### DATA SHOWN ###

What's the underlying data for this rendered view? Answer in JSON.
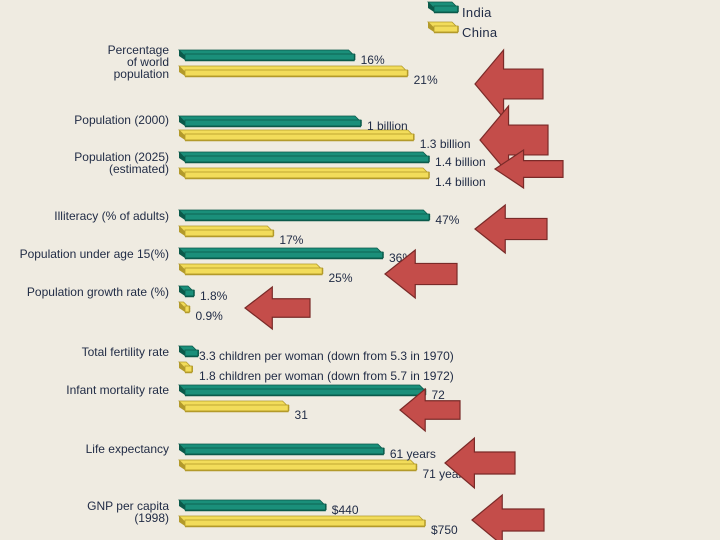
{
  "chart_data": {
    "type": "bar",
    "orientation": "horizontal",
    "legend": {
      "placement": "top-right",
      "entries": [
        {
          "name": "India",
          "color": "#1a8f7a"
        },
        {
          "name": "China",
          "color": "#f2dc5a"
        }
      ]
    },
    "categories": [
      {
        "label": [
          "Percentage",
          "of world",
          "population"
        ],
        "india": {
          "value": 16,
          "text": "16%"
        },
        "china": {
          "value": 21,
          "text": "21%"
        },
        "arrow": true
      },
      {
        "label": [
          "Population (2000)"
        ],
        "india": {
          "value": 1.0,
          "text": "1 billion"
        },
        "china": {
          "value": 1.3,
          "text": "1.3 billion"
        },
        "arrow": true
      },
      {
        "label": [
          "Population (2025)",
          "(estimated)"
        ],
        "india": {
          "value": 1.4,
          "text": "1.4 billion"
        },
        "china": {
          "value": 1.4,
          "text": "1.4 billion"
        },
        "arrow": true
      },
      {
        "label": [
          "Illiteracy (% of adults)"
        ],
        "india": {
          "value": 47,
          "text": "47%"
        },
        "china": {
          "value": 17,
          "text": "17%"
        },
        "arrow": true
      },
      {
        "label": [
          "Population under age 15(%)"
        ],
        "india": {
          "value": 36,
          "text": "36%"
        },
        "china": {
          "value": 25,
          "text": "25%"
        },
        "arrow": true
      },
      {
        "label": [
          "Population growth rate (%)"
        ],
        "india": {
          "value": 1.8,
          "text": "1.8%"
        },
        "china": {
          "value": 0.9,
          "text": "0.9%"
        },
        "arrow": true
      },
      {
        "label": [
          "Total fertility rate"
        ],
        "india": {
          "value": 3.3,
          "text": "3.3 children per woman (down from 5.3 in 1970)"
        },
        "china": {
          "value": 1.8,
          "text": "1.8 children per woman (down from 5.7 in 1972)"
        },
        "arrow": false
      },
      {
        "label": [
          "Infant mortality rate"
        ],
        "india": {
          "value": 72,
          "text": "72"
        },
        "china": {
          "value": 31,
          "text": "31"
        },
        "arrow": true
      },
      {
        "label": [
          "Life expectancy"
        ],
        "india": {
          "value": 61,
          "text": "61 years"
        },
        "china": {
          "value": 71,
          "text": "71 years"
        },
        "arrow": true
      },
      {
        "label": [
          "GNP per capita",
          "(1998)"
        ],
        "india": {
          "value": 440,
          "text": "$440"
        },
        "china": {
          "value": 750,
          "text": "$750"
        },
        "arrow": true
      }
    ],
    "colors": {
      "india": "#1a8f7a",
      "india_shade": "#0b5a4b",
      "china": "#f2dc5a",
      "china_shade": "#b39a2a",
      "arrow": "#c44d4a",
      "arrow_outline": "#7a2a28",
      "text": "#1f2a44",
      "background": "#efebe1"
    }
  }
}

###

> AIM OF THE TASK
Every record must be copied exactly, with images dropped from the result.

> REPLY
What's the underlying data for this rendered view? Answer in JSON.
{
  "chart_data": {
    "type": "bar",
    "orientation": "horizontal",
    "legend": {
      "placement": "top-right",
      "entries": [
        {
          "name": "India",
          "color": "#1a8f7a"
        },
        {
          "name": "China",
          "color": "#f2dc5a"
        }
      ]
    },
    "categories": [
      {
        "label": [
          "Percentage",
          "of world",
          "population"
        ],
        "india": {
          "value": 16,
          "text": "16%"
        },
        "china": {
          "value": 21,
          "text": "21%"
        },
        "arrow": true
      },
      {
        "label": [
          "Population (2000)"
        ],
        "india": {
          "value": 1.0,
          "text": "1 billion"
        },
        "china": {
          "value": 1.3,
          "text": "1.3 billion"
        },
        "arrow": true
      },
      {
        "label": [
          "Population (2025)",
          "(estimated)"
        ],
        "india": {
          "value": 1.4,
          "text": "1.4 billion"
        },
        "china": {
          "value": 1.4,
          "text": "1.4 billion"
        },
        "arrow": true
      },
      {
        "label": [
          "Illiteracy (% of adults)"
        ],
        "india": {
          "value": 47,
          "text": "47%"
        },
        "china": {
          "value": 17,
          "text": "17%"
        },
        "arrow": true
      },
      {
        "label": [
          "Population under age 15(%)"
        ],
        "india": {
          "value": 36,
          "text": "36%"
        },
        "china": {
          "value": 25,
          "text": "25%"
        },
        "arrow": true
      },
      {
        "label": [
          "Population growth rate (%)"
        ],
        "india": {
          "value": 1.8,
          "text": "1.8%"
        },
        "china": {
          "value": 0.9,
          "text": "0.9%"
        },
        "arrow": true
      },
      {
        "label": [
          "Total fertility rate"
        ],
        "india": {
          "value": 3.3,
          "text": "3.3 children per woman (down from 5.3 in 1970)"
        },
        "china": {
          "value": 1.8,
          "text": "1.8 children per woman (down from 5.7 in 1972)"
        },
        "arrow": false
      },
      {
        "label": [
          "Infant mortality rate"
        ],
        "india": {
          "value": 72,
          "text": "72"
        },
        "china": {
          "value": 31,
          "text": "31"
        },
        "arrow": true
      },
      {
        "label": [
          "Life expectancy"
        ],
        "india": {
          "value": 61,
          "text": "61 years"
        },
        "china": {
          "value": 71,
          "text": "71 years"
        },
        "arrow": true
      },
      {
        "label": [
          "GNP per capita",
          "(1998)"
        ],
        "india": {
          "value": 440,
          "text": "$440"
        },
        "china": {
          "value": 750,
          "text": "$750"
        },
        "arrow": true
      }
    ],
    "colors": {
      "india": "#1a8f7a",
      "india_shade": "#0b5a4b",
      "china": "#f2dc5a",
      "china_shade": "#b39a2a",
      "arrow": "#c44d4a",
      "arrow_outline": "#7a2a28",
      "text": "#1f2a44",
      "background": "#efebe1"
    }
  }
}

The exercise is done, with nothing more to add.